→ Stored entries
"""
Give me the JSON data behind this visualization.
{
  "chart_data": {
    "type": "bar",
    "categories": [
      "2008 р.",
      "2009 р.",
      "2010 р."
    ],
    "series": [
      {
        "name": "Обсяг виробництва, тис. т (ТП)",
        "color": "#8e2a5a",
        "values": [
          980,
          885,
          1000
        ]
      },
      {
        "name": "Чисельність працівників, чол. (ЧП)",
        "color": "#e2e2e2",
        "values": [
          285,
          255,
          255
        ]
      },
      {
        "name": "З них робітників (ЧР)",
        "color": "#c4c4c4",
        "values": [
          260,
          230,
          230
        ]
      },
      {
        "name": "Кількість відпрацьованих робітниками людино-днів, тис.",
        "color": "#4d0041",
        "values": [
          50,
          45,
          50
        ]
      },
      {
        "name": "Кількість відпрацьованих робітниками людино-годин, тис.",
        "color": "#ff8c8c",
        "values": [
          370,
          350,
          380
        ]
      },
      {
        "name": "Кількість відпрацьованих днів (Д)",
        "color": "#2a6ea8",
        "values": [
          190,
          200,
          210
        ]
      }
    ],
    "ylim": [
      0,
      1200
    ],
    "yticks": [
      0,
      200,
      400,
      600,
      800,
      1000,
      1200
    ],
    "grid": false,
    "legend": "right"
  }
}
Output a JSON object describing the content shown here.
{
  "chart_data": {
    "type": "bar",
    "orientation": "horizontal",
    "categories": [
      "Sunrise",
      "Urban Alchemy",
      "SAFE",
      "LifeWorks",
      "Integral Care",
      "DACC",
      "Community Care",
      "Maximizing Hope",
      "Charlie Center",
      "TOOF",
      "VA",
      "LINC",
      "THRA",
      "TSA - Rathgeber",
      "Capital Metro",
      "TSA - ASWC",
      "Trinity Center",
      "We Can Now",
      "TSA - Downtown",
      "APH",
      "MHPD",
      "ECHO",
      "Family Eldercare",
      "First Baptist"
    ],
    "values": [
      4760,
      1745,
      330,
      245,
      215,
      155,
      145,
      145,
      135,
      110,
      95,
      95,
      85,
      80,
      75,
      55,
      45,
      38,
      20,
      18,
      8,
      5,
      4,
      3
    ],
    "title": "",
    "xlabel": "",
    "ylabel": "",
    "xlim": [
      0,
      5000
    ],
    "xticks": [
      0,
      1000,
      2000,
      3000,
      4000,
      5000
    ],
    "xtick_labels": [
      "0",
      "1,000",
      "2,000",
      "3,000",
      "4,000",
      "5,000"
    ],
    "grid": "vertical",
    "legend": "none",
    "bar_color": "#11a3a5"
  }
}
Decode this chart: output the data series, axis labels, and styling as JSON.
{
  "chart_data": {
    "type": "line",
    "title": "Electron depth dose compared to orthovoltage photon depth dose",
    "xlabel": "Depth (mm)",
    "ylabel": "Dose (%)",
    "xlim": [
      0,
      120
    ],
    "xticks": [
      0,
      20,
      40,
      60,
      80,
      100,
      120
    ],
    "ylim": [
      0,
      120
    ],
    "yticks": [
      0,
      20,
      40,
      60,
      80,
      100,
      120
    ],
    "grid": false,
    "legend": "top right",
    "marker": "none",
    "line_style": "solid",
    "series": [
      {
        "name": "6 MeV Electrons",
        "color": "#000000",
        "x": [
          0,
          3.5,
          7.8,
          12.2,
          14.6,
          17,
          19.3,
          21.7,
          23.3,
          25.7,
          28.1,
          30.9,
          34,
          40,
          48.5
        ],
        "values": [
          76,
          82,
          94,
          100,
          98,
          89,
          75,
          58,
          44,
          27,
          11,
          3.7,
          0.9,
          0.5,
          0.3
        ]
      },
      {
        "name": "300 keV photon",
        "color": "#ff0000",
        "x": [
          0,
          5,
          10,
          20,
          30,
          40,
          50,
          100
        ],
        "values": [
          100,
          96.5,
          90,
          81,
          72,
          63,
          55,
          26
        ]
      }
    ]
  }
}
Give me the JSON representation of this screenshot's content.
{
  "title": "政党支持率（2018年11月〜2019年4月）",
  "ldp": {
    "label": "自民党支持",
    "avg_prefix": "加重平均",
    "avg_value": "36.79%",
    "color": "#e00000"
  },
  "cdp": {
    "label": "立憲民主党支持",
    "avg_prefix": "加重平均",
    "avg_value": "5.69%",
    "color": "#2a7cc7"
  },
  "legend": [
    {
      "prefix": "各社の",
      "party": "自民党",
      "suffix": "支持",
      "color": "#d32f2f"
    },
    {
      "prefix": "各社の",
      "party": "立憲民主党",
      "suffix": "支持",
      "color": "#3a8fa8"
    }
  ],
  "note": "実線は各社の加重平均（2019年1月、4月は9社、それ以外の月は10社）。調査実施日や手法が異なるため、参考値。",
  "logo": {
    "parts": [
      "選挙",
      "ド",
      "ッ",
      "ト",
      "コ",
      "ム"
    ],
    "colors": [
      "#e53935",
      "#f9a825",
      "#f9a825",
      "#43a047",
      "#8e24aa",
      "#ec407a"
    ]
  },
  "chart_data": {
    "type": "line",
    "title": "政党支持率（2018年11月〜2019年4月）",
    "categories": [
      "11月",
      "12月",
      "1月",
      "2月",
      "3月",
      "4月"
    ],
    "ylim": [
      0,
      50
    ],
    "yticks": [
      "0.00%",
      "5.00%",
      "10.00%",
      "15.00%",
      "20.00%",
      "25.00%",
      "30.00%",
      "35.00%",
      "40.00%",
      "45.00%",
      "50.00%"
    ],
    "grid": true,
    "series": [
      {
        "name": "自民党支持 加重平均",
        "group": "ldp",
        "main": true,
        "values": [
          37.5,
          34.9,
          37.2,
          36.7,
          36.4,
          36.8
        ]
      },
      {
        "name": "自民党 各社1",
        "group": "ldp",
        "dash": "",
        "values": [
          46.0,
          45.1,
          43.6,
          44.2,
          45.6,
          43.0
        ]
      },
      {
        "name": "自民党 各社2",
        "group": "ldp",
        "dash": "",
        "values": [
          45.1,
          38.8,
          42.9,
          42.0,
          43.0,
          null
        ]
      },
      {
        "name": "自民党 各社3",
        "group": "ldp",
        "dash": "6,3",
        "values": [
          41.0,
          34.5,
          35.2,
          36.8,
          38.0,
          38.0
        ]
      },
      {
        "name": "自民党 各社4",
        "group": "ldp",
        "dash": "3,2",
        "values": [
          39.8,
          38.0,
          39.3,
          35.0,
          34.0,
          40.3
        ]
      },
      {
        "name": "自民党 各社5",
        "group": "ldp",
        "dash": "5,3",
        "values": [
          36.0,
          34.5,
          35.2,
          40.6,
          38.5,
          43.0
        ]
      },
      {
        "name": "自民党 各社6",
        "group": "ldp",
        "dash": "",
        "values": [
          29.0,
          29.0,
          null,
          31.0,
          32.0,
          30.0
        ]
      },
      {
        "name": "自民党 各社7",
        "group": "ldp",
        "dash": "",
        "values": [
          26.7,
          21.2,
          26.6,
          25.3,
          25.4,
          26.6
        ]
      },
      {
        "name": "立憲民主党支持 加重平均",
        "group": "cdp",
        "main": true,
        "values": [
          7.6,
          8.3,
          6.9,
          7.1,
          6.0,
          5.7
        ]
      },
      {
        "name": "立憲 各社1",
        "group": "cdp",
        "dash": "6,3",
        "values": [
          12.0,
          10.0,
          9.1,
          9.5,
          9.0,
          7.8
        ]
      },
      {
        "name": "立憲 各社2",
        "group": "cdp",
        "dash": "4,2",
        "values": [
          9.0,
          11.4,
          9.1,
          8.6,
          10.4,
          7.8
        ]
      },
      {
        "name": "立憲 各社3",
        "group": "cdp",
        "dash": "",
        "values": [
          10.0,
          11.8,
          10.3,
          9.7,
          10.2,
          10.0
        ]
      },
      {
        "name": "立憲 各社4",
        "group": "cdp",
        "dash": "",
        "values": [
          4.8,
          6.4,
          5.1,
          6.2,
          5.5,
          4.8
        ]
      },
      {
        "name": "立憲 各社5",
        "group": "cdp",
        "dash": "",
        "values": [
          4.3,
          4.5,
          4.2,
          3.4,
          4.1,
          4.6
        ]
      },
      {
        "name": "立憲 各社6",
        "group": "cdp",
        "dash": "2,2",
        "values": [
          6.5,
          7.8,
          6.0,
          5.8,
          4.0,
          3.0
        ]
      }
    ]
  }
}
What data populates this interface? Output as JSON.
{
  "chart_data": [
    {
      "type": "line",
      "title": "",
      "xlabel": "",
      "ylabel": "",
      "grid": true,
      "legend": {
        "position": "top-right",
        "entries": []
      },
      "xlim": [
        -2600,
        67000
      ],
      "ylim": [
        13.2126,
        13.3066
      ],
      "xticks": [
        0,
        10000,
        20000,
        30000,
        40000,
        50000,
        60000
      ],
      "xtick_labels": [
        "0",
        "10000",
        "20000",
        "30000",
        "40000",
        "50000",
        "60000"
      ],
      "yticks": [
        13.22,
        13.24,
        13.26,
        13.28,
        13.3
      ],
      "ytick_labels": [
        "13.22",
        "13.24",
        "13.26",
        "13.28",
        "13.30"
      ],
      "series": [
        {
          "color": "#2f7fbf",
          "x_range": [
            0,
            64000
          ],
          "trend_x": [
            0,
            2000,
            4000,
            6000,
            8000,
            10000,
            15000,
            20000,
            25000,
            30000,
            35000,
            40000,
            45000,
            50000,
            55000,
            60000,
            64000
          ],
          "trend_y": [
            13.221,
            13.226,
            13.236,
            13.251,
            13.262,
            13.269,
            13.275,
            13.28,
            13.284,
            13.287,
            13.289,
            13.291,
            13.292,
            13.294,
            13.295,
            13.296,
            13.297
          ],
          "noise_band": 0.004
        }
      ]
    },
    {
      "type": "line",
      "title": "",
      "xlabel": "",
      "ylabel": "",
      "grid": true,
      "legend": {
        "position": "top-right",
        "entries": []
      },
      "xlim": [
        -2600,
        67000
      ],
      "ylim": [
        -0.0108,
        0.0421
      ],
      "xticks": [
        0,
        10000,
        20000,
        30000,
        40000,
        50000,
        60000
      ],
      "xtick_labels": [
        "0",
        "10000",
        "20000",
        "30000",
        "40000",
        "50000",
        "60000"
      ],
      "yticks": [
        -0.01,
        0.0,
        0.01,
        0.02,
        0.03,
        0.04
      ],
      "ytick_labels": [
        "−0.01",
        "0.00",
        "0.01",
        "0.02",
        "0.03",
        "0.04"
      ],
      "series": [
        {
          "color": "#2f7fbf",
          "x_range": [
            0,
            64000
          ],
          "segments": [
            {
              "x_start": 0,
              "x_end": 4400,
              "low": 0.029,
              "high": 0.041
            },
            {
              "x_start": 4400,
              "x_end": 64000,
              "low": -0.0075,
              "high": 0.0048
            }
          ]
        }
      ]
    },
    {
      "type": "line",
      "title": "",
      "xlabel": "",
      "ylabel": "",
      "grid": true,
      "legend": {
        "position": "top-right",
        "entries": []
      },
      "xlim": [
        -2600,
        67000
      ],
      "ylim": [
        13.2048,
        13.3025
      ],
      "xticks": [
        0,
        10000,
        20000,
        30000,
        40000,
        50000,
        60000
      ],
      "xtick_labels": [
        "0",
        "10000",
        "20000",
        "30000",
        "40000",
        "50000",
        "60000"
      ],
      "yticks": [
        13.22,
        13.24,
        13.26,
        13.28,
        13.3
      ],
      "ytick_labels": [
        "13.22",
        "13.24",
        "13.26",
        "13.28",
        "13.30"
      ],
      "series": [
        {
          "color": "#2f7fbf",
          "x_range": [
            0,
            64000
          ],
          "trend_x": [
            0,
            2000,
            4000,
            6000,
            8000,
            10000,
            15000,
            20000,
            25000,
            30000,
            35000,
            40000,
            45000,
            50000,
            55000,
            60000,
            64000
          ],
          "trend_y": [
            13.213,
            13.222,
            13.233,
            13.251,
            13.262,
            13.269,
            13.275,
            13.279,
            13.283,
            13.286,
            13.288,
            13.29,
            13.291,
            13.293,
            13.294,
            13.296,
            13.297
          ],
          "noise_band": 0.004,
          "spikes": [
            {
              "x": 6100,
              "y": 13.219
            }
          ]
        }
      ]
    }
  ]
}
"""
→ Requirement
Among the records above, how many lines carry the string "政党支持率"? Reply with the number alone.

→ The answer
2